— What to produce —
Copy out each line of the listing that has the word "désastre" in it.

[Data excerpts]
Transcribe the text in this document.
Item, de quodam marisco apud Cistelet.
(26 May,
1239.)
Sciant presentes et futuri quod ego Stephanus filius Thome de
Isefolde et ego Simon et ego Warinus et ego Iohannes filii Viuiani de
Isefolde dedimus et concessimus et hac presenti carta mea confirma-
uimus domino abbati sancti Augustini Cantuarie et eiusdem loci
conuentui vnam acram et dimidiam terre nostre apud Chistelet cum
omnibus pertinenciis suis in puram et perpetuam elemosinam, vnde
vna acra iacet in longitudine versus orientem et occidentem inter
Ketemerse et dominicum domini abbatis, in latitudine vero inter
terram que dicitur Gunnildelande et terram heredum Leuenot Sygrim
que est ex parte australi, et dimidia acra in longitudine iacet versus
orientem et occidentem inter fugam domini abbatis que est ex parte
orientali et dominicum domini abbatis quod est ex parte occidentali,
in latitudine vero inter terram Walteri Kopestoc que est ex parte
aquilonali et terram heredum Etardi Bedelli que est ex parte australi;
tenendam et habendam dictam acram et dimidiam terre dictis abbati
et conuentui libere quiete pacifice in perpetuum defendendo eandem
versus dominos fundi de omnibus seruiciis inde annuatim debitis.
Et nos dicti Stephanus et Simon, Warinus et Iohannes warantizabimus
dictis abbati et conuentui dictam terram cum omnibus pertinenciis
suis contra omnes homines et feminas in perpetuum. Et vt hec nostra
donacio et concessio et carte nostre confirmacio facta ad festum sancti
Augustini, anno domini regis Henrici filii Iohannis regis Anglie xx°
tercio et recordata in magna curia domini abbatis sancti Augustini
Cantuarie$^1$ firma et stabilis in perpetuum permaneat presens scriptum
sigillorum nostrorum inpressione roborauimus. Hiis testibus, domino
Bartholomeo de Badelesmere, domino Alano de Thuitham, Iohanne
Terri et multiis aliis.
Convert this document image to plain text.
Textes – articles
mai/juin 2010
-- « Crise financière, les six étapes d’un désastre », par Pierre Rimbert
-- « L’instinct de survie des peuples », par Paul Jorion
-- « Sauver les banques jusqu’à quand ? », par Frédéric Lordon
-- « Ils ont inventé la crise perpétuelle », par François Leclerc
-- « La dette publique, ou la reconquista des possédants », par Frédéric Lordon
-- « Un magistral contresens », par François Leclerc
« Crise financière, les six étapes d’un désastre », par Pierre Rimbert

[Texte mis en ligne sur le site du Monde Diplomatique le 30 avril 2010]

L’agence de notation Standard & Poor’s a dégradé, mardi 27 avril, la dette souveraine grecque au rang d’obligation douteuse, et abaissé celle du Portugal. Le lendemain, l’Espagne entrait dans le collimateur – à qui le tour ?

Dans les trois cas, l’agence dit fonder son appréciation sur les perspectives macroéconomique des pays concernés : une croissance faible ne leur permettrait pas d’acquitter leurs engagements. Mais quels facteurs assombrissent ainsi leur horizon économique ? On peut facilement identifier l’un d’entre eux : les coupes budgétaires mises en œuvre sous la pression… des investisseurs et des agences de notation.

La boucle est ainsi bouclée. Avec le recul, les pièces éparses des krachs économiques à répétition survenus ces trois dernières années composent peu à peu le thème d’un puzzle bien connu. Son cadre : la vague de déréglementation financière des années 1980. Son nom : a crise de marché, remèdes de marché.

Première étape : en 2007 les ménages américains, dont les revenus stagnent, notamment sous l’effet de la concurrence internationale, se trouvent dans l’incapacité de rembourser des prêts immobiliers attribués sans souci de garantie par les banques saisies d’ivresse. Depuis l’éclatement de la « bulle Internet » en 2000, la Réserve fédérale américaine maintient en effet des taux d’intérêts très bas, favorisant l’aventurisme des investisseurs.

— Reply —
-- « Crise financière, les six étapes d’un désastre », par Pierre Rimbert
« Crise financière, les six étapes d’un désastre », par Pierre Rimbert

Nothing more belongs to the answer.